[start]

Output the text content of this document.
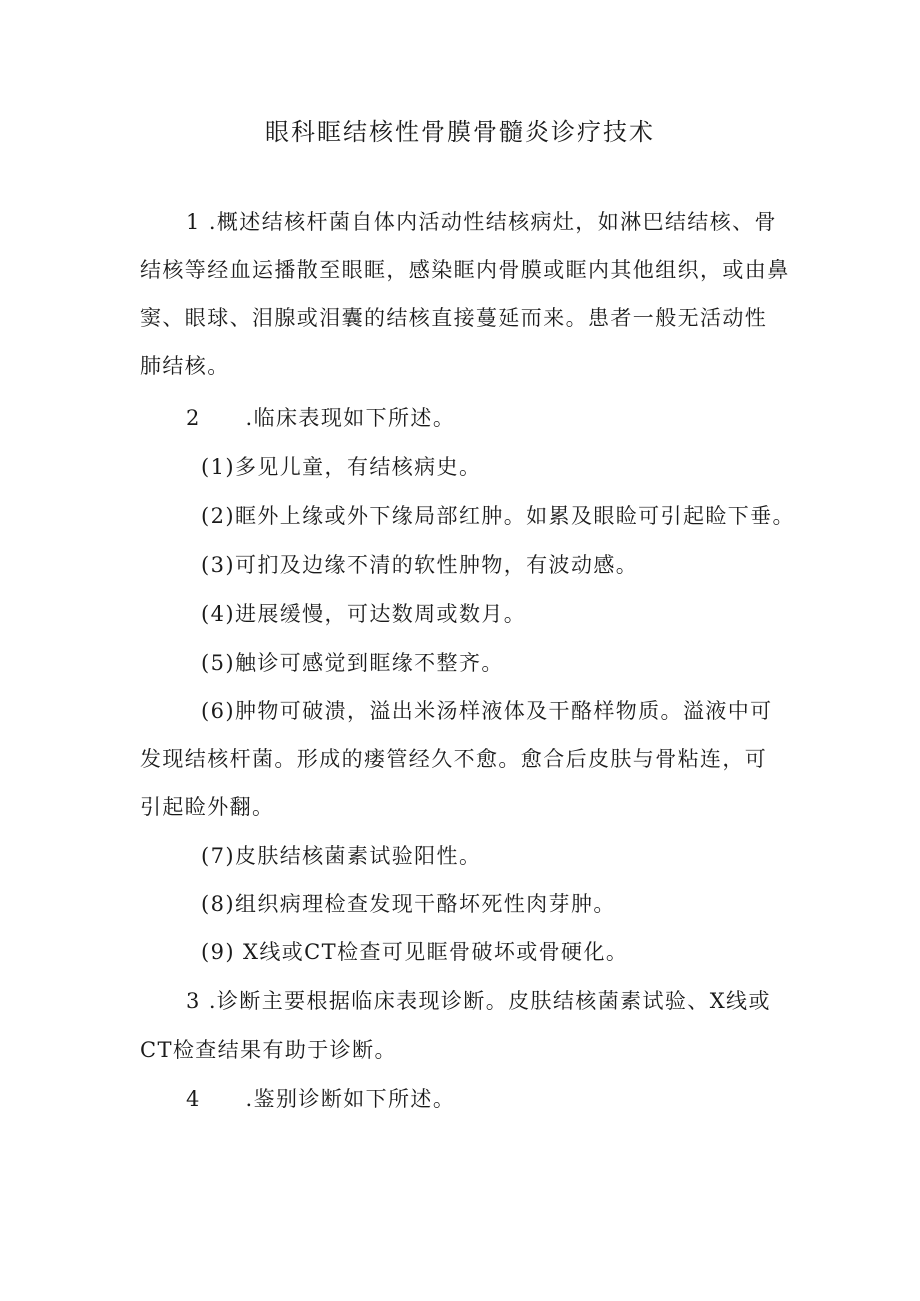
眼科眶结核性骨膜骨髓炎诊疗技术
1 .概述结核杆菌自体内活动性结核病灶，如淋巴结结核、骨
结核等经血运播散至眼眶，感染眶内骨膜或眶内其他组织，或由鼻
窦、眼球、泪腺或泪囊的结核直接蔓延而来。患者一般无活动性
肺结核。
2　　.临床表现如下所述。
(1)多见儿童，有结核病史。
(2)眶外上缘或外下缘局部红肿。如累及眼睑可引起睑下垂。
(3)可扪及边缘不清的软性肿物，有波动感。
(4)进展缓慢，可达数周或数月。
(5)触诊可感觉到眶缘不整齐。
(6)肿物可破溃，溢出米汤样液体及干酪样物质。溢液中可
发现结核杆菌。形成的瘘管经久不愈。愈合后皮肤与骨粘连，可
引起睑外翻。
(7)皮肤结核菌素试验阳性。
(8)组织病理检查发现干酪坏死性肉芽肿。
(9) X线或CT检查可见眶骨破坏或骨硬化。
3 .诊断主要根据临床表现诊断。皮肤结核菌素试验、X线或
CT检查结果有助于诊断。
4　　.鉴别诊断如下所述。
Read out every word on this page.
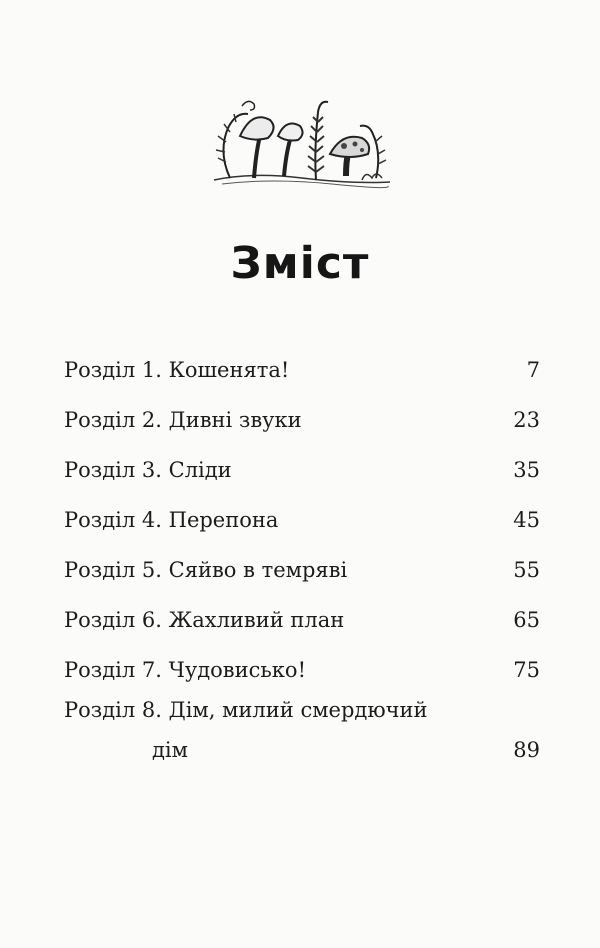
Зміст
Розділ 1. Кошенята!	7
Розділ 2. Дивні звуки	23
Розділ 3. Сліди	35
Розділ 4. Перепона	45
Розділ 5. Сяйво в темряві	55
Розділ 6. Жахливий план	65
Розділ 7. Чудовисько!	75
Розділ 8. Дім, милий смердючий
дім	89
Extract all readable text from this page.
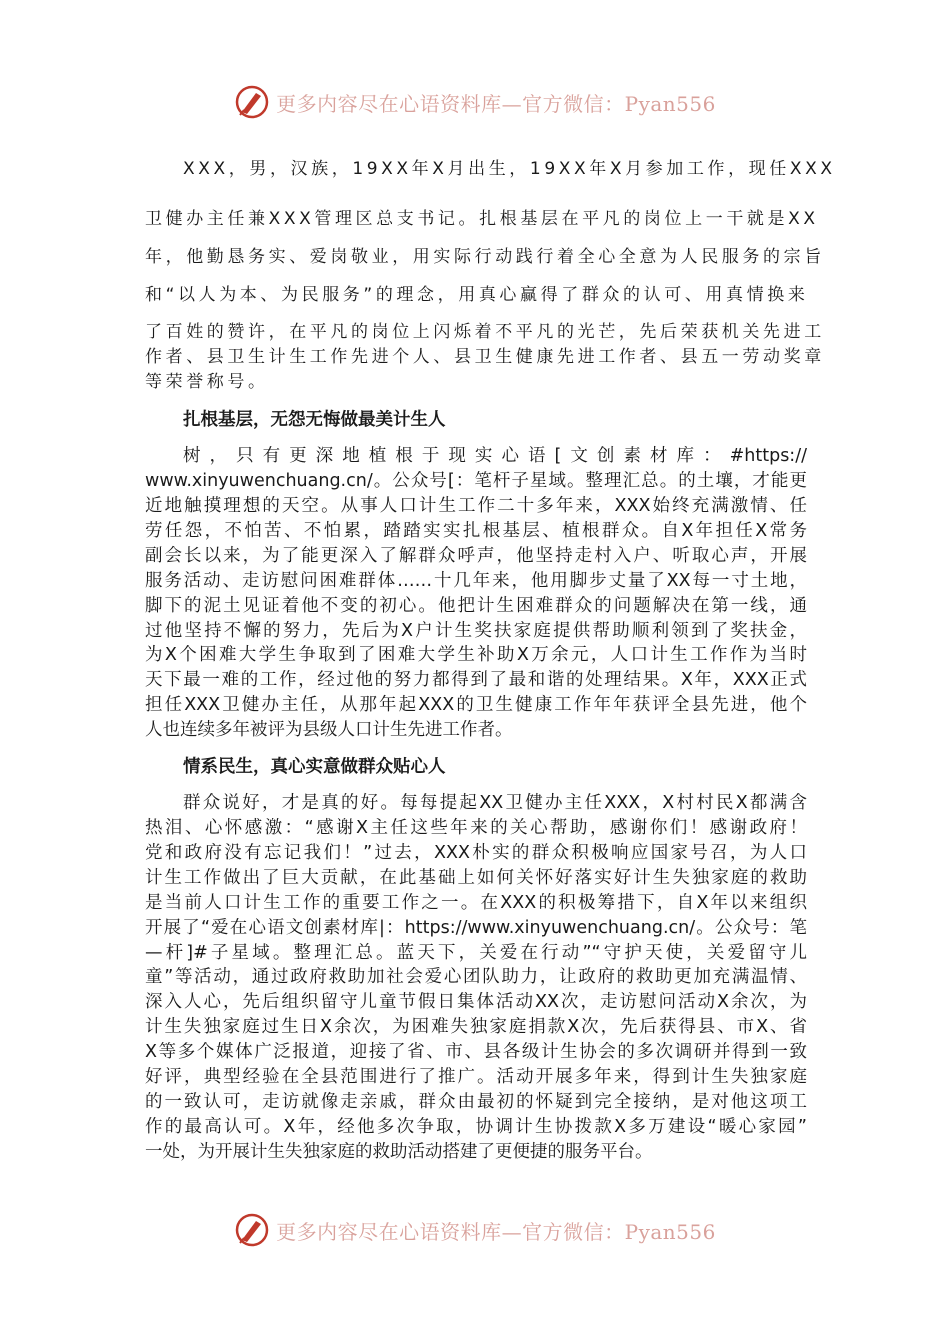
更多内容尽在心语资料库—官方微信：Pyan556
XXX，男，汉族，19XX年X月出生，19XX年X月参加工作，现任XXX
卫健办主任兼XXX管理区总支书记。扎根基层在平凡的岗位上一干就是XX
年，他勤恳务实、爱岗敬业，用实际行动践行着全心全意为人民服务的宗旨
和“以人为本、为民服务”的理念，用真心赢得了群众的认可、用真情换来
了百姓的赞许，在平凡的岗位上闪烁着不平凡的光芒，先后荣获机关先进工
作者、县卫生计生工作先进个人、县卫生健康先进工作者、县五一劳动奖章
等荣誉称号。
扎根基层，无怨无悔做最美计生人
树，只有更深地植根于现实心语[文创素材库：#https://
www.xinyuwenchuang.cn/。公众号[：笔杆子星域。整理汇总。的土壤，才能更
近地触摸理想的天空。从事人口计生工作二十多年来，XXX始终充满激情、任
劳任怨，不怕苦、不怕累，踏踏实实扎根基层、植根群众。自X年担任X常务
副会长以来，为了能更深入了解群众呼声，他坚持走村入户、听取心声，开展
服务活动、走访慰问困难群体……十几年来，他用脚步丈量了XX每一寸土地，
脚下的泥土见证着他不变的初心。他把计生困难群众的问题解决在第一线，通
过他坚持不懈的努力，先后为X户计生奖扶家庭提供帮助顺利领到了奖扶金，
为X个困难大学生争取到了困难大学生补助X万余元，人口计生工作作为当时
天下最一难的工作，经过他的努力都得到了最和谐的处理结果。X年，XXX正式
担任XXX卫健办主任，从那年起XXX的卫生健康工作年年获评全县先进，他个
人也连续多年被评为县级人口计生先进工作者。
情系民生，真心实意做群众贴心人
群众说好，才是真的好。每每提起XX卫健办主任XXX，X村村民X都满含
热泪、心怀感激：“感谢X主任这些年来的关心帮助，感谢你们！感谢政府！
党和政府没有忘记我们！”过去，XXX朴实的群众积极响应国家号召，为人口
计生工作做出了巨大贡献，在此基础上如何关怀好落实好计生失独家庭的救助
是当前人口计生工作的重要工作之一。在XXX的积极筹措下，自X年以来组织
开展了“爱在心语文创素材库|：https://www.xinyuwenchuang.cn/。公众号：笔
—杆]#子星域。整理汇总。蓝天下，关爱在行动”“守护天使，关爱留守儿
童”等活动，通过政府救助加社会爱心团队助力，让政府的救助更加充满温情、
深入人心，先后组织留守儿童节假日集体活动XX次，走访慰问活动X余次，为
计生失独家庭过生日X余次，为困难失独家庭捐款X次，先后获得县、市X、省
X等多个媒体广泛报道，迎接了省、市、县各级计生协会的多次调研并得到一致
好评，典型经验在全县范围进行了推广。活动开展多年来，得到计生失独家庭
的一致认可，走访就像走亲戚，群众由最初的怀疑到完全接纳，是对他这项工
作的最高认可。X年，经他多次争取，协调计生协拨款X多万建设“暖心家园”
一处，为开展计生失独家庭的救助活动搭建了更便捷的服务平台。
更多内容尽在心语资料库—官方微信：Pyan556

[end]

Exercise requirements =>
Display every line of the listing that contains the string "this".

Exercise solution =>
Output the text content of this document.
Read out every word on this page.
Extract all readable text from this page.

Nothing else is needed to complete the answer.